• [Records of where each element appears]
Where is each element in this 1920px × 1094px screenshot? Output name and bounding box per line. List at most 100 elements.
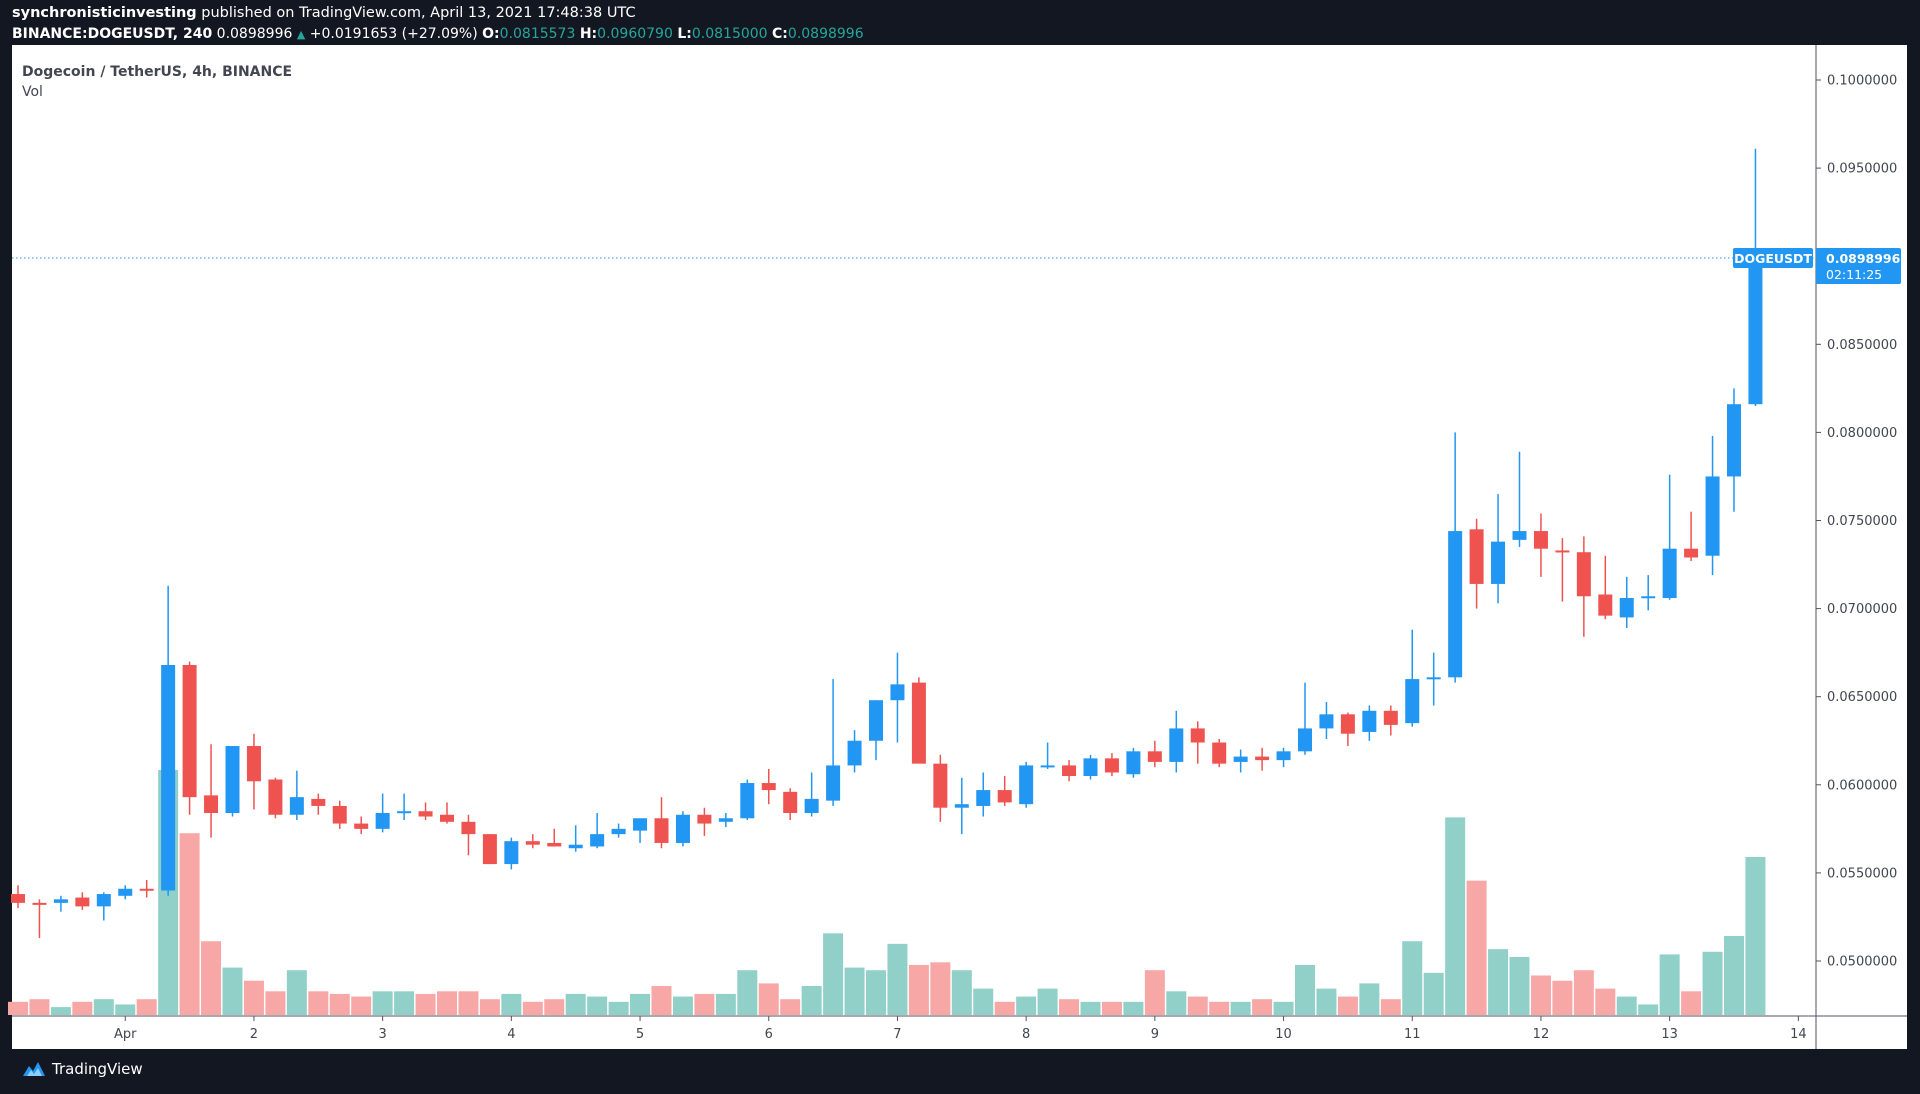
tradingview-branding[interactable]: TradingView <box>22 1060 143 1078</box>
candle[interactable] <box>246 733 261 810</box>
time-tick-label: 6 <box>765 1027 773 1042</box>
candle[interactable] <box>954 777 969 835</box>
candle[interactable] <box>847 730 862 773</box>
candle[interactable] <box>75 892 90 910</box>
candle[interactable] <box>633 818 648 843</box>
candle[interactable] <box>1212 738 1227 768</box>
candle[interactable] <box>1662 474 1677 600</box>
volume-bar <box>243 980 264 1015</box>
candle[interactable] <box>1705 435 1720 576</box>
candle[interactable] <box>1405 629 1420 727</box>
candle[interactable] <box>654 797 669 849</box>
candle[interactable] <box>1512 451 1527 547</box>
candle[interactable] <box>611 823 626 838</box>
candle[interactable] <box>590 812 605 849</box>
candle[interactable] <box>204 744 219 838</box>
time-axis[interactable]: Apr 2 3 4 5 6 7 8 9 10 11 12 13 14 <box>114 1016 1807 1042</box>
candle[interactable] <box>997 775 1012 806</box>
candle[interactable] <box>182 661 197 815</box>
candle[interactable] <box>933 754 948 822</box>
candle[interactable] <box>826 679 841 806</box>
candle[interactable] <box>482 834 497 865</box>
candle[interactable] <box>268 777 283 819</box>
volume-bar <box>1380 999 1401 1015</box>
candle[interactable] <box>332 800 347 829</box>
candle[interactable] <box>1319 701 1334 739</box>
volume-bar <box>286 970 307 1015</box>
candle[interactable] <box>1233 749 1248 773</box>
candle[interactable] <box>1019 761 1034 808</box>
candle[interactable] <box>32 899 47 939</box>
candle[interactable] <box>96 892 111 921</box>
candle[interactable] <box>761 768 776 805</box>
candle[interactable] <box>1727 388 1741 512</box>
candle[interactable] <box>1598 555 1613 620</box>
candle[interactable] <box>1469 518 1484 609</box>
candle[interactable] <box>397 793 412 821</box>
candle[interactable] <box>53 895 68 912</box>
candle[interactable] <box>804 772 819 817</box>
candle[interactable] <box>11 885 25 909</box>
time-tick-label: 2 <box>250 1027 258 1042</box>
candle[interactable] <box>1040 742 1055 769</box>
candle[interactable] <box>525 834 540 849</box>
candle[interactable] <box>911 677 926 764</box>
candle[interactable] <box>311 793 326 815</box>
candle[interactable] <box>375 793 390 833</box>
candle[interactable] <box>225 746 240 817</box>
chart-panel[interactable] <box>12 45 1907 1049</box>
candle[interactable] <box>568 825 583 852</box>
candle[interactable] <box>1190 721 1205 764</box>
chart-legend-title: Dogecoin / TetherUS, 4h, BINANCE <box>22 64 293 80</box>
candle[interactable] <box>161 585 176 896</box>
price-tick-label: 0.0800000 <box>1827 426 1897 441</box>
candle[interactable] <box>1255 747 1270 771</box>
candle[interactable] <box>461 814 476 856</box>
candle[interactable] <box>1555 538 1570 602</box>
candle[interactable] <box>1533 513 1548 577</box>
candle[interactable] <box>547 828 562 847</box>
candle[interactable] <box>1448 432 1463 683</box>
volume-bar <box>651 986 672 1015</box>
candle[interactable] <box>118 885 133 900</box>
candle[interactable] <box>418 802 433 821</box>
volume-bar <box>1402 941 1423 1015</box>
candle[interactable] <box>740 779 755 821</box>
candle[interactable] <box>890 652 905 743</box>
candle[interactable] <box>976 772 991 817</box>
candle[interactable] <box>1083 754 1098 780</box>
candle[interactable] <box>718 812 733 828</box>
candle[interactable] <box>1491 494 1506 604</box>
candle[interactable] <box>1684 511 1699 562</box>
candle[interactable] <box>783 788 798 821</box>
candle[interactable] <box>1383 705 1398 736</box>
candle[interactable] <box>1748 148 1763 406</box>
candle[interactable] <box>1276 747 1291 768</box>
candle[interactable] <box>354 816 369 835</box>
candle[interactable] <box>697 807 712 836</box>
price-axis[interactable]: 0.1000000 0.0950000 0.0850000 0.0800000 0.07… <box>1816 74 1897 970</box>
candle[interactable] <box>440 802 454 824</box>
candle[interactable] <box>504 837 519 870</box>
volume-bar <box>1445 817 1466 1015</box>
candle[interactable] <box>1362 705 1377 741</box>
candle[interactable] <box>1426 652 1441 706</box>
candle[interactable] <box>1641 575 1656 611</box>
candle[interactable] <box>1126 747 1141 778</box>
candle[interactable] <box>1298 682 1312 755</box>
candle[interactable] <box>1619 576 1634 628</box>
candle[interactable] <box>1104 753 1119 776</box>
candle[interactable] <box>675 811 690 847</box>
candle[interactable] <box>1062 760 1077 782</box>
candle[interactable] <box>139 879 154 898</box>
candle[interactable] <box>1169 710 1184 773</box>
candle[interactable] <box>1576 536 1591 637</box>
candle[interactable] <box>1340 712 1355 747</box>
candle[interactable] <box>289 770 304 821</box>
volume-bar <box>1209 1001 1230 1015</box>
candle[interactable] <box>869 700 883 761</box>
author-name[interactable]: synchronisticinvesting <box>12 5 197 21</box>
candle[interactable] <box>1147 740 1162 768</box>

• [Your goal]
Reproduce the rows in the stretch from the row containing "tradingview-branding[interactable]: TradingView <box>22" through the row containing "candle[interactable] <box>1727 388", substituting "volume-column" for every "volume-bar" and changing nothing else. Give only those rows.

• [Correct answer]
tradingview-branding[interactable]: TradingView <box>22 1060 143 1078</box>
candle[interactable] <box>246 733 261 810</box>
time-tick-label: 6 <box>765 1027 773 1042</box>
candle[interactable] <box>954 777 969 835</box>
candle[interactable] <box>847 730 862 773</box>
candle[interactable] <box>75 892 90 910</box>
candle[interactable] <box>633 818 648 843</box>
candle[interactable] <box>1212 738 1227 768</box>
candle[interactable] <box>1662 474 1677 600</box>
volume-column <box>243 980 264 1015</box>
candle[interactable] <box>1705 435 1720 576</box>
candle[interactable] <box>1405 629 1420 727</box>
candle[interactable] <box>654 797 669 849</box>
candle[interactable] <box>1512 451 1527 547</box>
candle[interactable] <box>611 823 626 838</box>
candle[interactable] <box>590 812 605 849</box>
candle[interactable] <box>204 744 219 838</box>
time-axis[interactable]: Apr 2 3 4 5 6 7 8 9 10 11 12 13 14 <box>114 1016 1807 1042</box>
candle[interactable] <box>997 775 1012 806</box>
candle[interactable] <box>182 661 197 815</box>
candle[interactable] <box>933 754 948 822</box>
candle[interactable] <box>826 679 841 806</box>
candle[interactable] <box>482 834 497 865</box>
candle[interactable] <box>268 777 283 819</box>
volume-column <box>1380 999 1401 1015</box>
candle[interactable] <box>332 800 347 829</box>
candle[interactable] <box>1319 701 1334 739</box>
volume-column <box>286 970 307 1015</box>
candle[interactable] <box>1233 749 1248 773</box>
candle[interactable] <box>1019 761 1034 808</box>
candle[interactable] <box>32 899 47 939</box>
candle[interactable] <box>96 892 111 921</box>
candle[interactable] <box>761 768 776 805</box>
candle[interactable] <box>1727 388 1741 512</box>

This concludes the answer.